### PROBLEM DETAILS
Please print the full listing exactly.

### MATERIAL FOR THIS TASK
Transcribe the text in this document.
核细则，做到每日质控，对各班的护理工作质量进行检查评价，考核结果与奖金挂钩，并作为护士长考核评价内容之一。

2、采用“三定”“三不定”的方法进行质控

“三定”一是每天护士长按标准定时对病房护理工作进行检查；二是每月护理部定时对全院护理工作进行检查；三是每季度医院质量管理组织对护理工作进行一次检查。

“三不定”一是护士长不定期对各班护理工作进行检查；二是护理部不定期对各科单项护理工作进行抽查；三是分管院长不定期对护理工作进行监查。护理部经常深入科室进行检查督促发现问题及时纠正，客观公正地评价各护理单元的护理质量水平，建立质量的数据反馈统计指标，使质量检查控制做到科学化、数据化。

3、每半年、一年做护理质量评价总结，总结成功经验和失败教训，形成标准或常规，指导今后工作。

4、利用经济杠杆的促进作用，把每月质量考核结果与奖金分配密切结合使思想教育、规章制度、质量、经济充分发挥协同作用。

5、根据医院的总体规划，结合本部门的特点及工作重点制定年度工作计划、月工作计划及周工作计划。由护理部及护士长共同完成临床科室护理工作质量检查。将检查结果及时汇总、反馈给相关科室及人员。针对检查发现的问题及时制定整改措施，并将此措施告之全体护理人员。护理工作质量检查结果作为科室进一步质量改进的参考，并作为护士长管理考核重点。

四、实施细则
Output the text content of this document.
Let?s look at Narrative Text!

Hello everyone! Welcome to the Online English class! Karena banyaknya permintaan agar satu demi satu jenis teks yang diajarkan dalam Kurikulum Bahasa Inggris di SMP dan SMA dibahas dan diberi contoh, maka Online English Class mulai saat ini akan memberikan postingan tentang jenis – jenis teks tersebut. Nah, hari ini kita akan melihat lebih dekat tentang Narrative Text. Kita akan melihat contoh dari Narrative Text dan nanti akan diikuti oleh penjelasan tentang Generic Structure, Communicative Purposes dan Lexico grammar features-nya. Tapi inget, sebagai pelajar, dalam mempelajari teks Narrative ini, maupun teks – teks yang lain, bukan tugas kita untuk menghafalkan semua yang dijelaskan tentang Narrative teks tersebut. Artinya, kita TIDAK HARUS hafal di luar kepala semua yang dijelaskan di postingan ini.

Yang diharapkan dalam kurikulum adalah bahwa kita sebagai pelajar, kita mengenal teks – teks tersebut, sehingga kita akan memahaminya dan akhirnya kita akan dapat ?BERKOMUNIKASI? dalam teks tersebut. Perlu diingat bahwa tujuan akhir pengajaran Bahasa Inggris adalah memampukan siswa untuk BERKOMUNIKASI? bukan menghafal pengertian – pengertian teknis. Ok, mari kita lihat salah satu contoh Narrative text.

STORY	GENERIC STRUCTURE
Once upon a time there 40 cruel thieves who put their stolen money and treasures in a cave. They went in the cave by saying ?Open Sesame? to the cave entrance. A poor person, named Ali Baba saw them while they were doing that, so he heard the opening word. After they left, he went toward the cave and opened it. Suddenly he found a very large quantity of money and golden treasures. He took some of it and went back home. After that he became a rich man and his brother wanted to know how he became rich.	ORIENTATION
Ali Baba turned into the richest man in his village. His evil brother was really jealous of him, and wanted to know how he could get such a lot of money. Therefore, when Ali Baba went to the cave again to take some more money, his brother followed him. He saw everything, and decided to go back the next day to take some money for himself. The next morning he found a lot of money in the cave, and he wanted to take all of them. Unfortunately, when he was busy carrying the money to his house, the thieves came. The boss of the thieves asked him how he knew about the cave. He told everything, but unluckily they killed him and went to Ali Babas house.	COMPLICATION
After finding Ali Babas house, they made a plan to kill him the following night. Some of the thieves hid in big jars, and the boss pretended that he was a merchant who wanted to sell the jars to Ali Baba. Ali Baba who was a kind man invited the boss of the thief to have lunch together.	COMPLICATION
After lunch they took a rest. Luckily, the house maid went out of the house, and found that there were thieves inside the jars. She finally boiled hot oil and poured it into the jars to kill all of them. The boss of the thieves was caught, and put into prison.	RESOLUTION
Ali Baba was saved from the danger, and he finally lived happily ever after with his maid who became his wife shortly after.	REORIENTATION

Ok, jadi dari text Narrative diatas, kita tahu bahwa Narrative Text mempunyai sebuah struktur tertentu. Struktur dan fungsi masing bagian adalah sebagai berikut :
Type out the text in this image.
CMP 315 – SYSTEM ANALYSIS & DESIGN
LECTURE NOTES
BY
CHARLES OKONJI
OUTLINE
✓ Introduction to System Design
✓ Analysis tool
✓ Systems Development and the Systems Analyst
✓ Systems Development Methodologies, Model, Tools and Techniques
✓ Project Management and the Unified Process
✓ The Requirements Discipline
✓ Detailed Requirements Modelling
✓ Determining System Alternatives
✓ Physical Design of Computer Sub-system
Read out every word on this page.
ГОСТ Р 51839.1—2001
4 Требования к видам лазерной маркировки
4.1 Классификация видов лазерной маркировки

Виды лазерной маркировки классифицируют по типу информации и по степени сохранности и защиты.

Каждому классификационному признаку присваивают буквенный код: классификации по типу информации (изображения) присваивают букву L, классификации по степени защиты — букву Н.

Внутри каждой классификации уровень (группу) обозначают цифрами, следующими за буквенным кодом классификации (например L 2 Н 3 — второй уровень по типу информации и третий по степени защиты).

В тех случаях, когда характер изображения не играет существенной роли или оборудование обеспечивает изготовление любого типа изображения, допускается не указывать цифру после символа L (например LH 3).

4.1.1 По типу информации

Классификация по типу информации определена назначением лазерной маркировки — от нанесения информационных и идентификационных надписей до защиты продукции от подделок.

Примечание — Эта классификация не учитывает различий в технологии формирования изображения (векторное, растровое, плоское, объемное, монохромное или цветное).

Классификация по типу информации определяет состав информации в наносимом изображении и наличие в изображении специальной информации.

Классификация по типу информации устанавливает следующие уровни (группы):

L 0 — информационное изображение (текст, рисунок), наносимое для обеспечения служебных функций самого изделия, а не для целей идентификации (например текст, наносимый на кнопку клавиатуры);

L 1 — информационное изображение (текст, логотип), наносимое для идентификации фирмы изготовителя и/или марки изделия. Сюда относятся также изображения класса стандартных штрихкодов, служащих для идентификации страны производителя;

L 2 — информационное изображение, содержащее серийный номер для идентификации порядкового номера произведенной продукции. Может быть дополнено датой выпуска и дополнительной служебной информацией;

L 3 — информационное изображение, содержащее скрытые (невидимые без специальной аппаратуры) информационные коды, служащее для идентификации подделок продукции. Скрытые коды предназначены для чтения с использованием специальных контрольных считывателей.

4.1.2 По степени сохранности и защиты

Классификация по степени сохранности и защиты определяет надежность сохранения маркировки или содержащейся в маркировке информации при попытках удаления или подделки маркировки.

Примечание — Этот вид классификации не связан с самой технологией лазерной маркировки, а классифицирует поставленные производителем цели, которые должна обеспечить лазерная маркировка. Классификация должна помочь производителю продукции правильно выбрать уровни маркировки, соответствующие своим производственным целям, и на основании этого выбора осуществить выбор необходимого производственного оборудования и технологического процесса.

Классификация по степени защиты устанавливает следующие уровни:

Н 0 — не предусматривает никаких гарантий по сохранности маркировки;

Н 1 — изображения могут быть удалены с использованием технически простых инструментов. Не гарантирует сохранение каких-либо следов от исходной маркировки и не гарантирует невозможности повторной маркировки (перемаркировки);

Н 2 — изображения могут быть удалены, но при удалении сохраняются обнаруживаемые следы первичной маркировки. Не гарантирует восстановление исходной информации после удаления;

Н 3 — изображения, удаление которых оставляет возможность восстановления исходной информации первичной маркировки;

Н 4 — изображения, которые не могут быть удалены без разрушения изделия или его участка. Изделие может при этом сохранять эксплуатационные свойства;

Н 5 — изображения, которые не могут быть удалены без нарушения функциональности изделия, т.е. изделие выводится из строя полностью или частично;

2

### RESPONSE TO THE EXERCISE
Transcribe the text in this document.
核细则，做到每日质控，对各班的护理工作质量进行检查评价，考核结果与奖金挂钩，并作为护士长考核评价内容之一。

2、采用“三定”“三不定”的方法进行质控

“三定”一是每天护士长按标准定时对病房护理工作进行检查；二是每月护理部定时对全院护理工作进行检查；三是每季度医院质量管理组织对护理工作进行一次检查。

“三不定”一是护士长不定期对各班护理工作进行检查；二是护理部不定期对各科单项护理工作进行抽查；三是分管院长不定期对护理工作进行监查。护理部经常深入科室进行检查督促发现问题及时纠正，客观公正地评价各护理单元的护理质量水平，建立质量的数据反馈统计指标，使质量检查控制做到科学化、数据化。

3、每半年、一年做护理质量评价总结，总结成功经验和失败教训，形成标准或常规，指导今后工作。

4、利用经济杠杆的促进作用，把每月质量考核结果与奖金分配密切结合使思想教育、规章制度、质量、经济充分发挥协同作用。

5、根据医院的总体规划，结合本部门的特点及工作重点制定年度工作计划、月工作计划及周工作计划。由护理部及护士长共同完成临床科室护理工作质量检查。将检查结果及时汇总、反馈给相关科室及人员。针对检查发现的问题及时制定整改措施，并将此措施告之全体护理人员。护理工作质量检查结果作为科室进一步质量改进的参考，并作为护士长管理考核重点。

四、实施细则
Output the text content of this document.
Let?s look at Narrative Text!

Hello everyone! Welcome to the Online English class! Karena banyaknya permintaan agar satu demi satu jenis teks yang diajarkan dalam Kurikulum Bahasa Inggris di SMP dan SMA dibahas dan diberi contoh, maka Online English Class mulai saat ini akan memberikan postingan tentang jenis – jenis teks tersebut. Nah, hari ini kita akan melihat lebih dekat tentang Narrative Text. Kita akan melihat contoh dari Narrative Text dan nanti akan diikuti oleh penjelasan tentang Generic Structure, Communicative Purposes dan Lexico grammar features-nya. Tapi inget, sebagai pelajar, dalam mempelajari teks Narrative ini, maupun teks – teks yang lain, bukan tugas kita untuk menghafalkan semua yang dijelaskan tentang Narrative teks tersebut. Artinya, kita TIDAK HARUS hafal di luar kepala semua yang dijelaskan di postingan ini.

Yang diharapkan dalam kurikulum adalah bahwa kita sebagai pelajar, kita mengenal teks – teks tersebut, sehingga kita akan memahaminya dan akhirnya kita akan dapat ?BERKOMUNIKASI? dalam teks tersebut. Perlu diingat bahwa tujuan akhir pengajaran Bahasa Inggris adalah memampukan siswa untuk BERKOMUNIKASI? bukan menghafal pengertian – pengertian teknis. Ok, mari kita lihat salah satu contoh Narrative text.

STORY	GENERIC STRUCTURE
Once upon a time there 40 cruel thieves who put their stolen money and treasures in a cave. They went in the cave by saying ?Open Sesame? to the cave entrance. A poor person, named Ali Baba saw them while they were doing that, so he heard the opening word. After they left, he went toward the cave and opened it. Suddenly he found a very large quantity of money and golden treasures. He took some of it and went back home. After that he became a rich man and his brother wanted to know how he became rich.	ORIENTATION
Ali Baba turned into the richest man in his village. His evil brother was really jealous of him, and wanted to know how he could get such a lot of money. Therefore, when Ali Baba went to the cave again to take some more money, his brother followed him. He saw everything, and decided to go back the next day to take some money for himself. The next morning he found a lot of money in the cave, and he wanted to take all of them. Unfortunately, when he was busy carrying the money to his house, the thieves came. The boss of the thieves asked him how he knew about the cave. He told everything, but unluckily they killed him and went to Ali Babas house.	COMPLICATION
After finding Ali Babas house, they made a plan to kill him the following night. Some of the thieves hid in big jars, and the boss pretended that he was a merchant who wanted to sell the jars to Ali Baba. Ali Baba who was a kind man invited the boss of the thief to have lunch together.	COMPLICATION
After lunch they took a rest. Luckily, the house maid went out of the house, and found that there were thieves inside the jars. She finally boiled hot oil and poured it into the jars to kill all of them. The boss of the thieves was caught, and put into prison.	RESOLUTION
Ali Baba was saved from the danger, and he finally lived happily ever after with his maid who became his wife shortly after.	REORIENTATION

Ok, jadi dari text Narrative diatas, kita tahu bahwa Narrative Text mempunyai sebuah struktur tertentu. Struktur dan fungsi masing bagian adalah sebagai berikut :
Type out the text in this image.
CMP 315 – SYSTEM ANALYSIS & DESIGN
LECTURE NOTES
BY
CHARLES OKONJI
OUTLINE
✓ Introduction to System Design
✓ Analysis tool
✓ Systems Development and the Systems Analyst
✓ Systems Development Methodologies, Model, Tools and Techniques
✓ Project Management and the Unified Process
✓ The Requirements Discipline
✓ Detailed Requirements Modelling
✓ Determining System Alternatives
✓ Physical Design of Computer Sub-system
Read out every word on this page.
ГОСТ Р 51839.1—2001
4 Требования к видам лазерной маркировки
4.1 Классификация видов лазерной маркировки

Виды лазерной маркировки классифицируют по типу информации и по степени сохранности и защиты.

Каждому классификационному признаку присваивают буквенный код: классификации по типу информации (изображения) присваивают букву L, классификации по степени защиты — букву Н.

Внутри каждой классификации уровень (группу) обозначают цифрами, следующими за буквенным кодом классификации (например L 2 Н 3 — второй уровень по типу информации и третий по степени защиты).

В тех случаях, когда характер изображения не играет существенной роли или оборудование обеспечивает изготовление любого типа изображения, допускается не указывать цифру после символа L (например LH 3).

4.1.1 По типу информации

Классификация по типу информации определена назначением лазерной маркировки — от нанесения информационных и идентификационных надписей до защиты продукции от подделок.

Примечание — Эта классификация не учитывает различий в технологии формирования изображения (векторное, растровое, плоское, объемное, монохромное или цветное).

Классификация по типу информации определяет состав информации в наносимом изображении и наличие в изображении специальной информации.

Классификация по типу информации устанавливает следующие уровни (группы):

L 0 — информационное изображение (текст, рисунок), наносимое для обеспечения служебных функций самого изделия, а не для целей идентификации (например текст, наносимый на кнопку клавиатуры);

L 1 — информационное изображение (текст, логотип), наносимое для идентификации фирмы изготовителя и/или марки изделия. Сюда относятся также изображения класса стандартных штрихкодов, служащих для идентификации страны производителя;

L 2 — информационное изображение, содержащее серийный номер для идентификации порядкового номера произведенной продукции. Может быть дополнено датой выпуска и дополнительной служебной информацией;

L 3 — информационное изображение, содержащее скрытые (невидимые без специальной аппаратуры) информационные коды, служащее для идентификации подделок продукции. Скрытые коды предназначены для чтения с использованием специальных контрольных считывателей.

4.1.2 По степени сохранности и защиты

Классификация по степени сохранности и защиты определяет надежность сохранения маркировки или содержащейся в маркировке информации при попытках удаления или подделки маркировки.

Примечание — Этот вид классификации не связан с самой технологией лазерной маркировки, а классифицирует поставленные производителем цели, которые должна обеспечить лазерная маркировка. Классификация должна помочь производителю продукции правильно выбрать уровни маркировки, соответствующие своим производственным целям, и на основании этого выбора осуществить выбор необходимого производственного оборудования и технологического процесса.

Классификация по степени защиты устанавливает следующие уровни:

Н 0 — не предусматривает никаких гарантий по сохранности маркировки;

Н 1 — изображения могут быть удалены с использованием технически простых инструментов. Не гарантирует сохранение каких-либо следов от исходной маркировки и не гарантирует невозможности повторной маркировки (перемаркировки);

Н 2 — изображения могут быть удалены, но при удалении сохраняются обнаруживаемые следы первичной маркировки. Не гарантирует восстановление исходной информации после удаления;

Н 3 — изображения, удаление которых оставляет возможность восстановления исходной информации первичной маркировки;

Н 4 — изображения, которые не могут быть удалены без разрушения изделия или его участка. Изделие может при этом сохранять эксплуатационные свойства;

Н 5 — изображения, которые не могут быть удалены без нарушения функциональности изделия, т.е. изделие выводится из строя полностью или частично;

2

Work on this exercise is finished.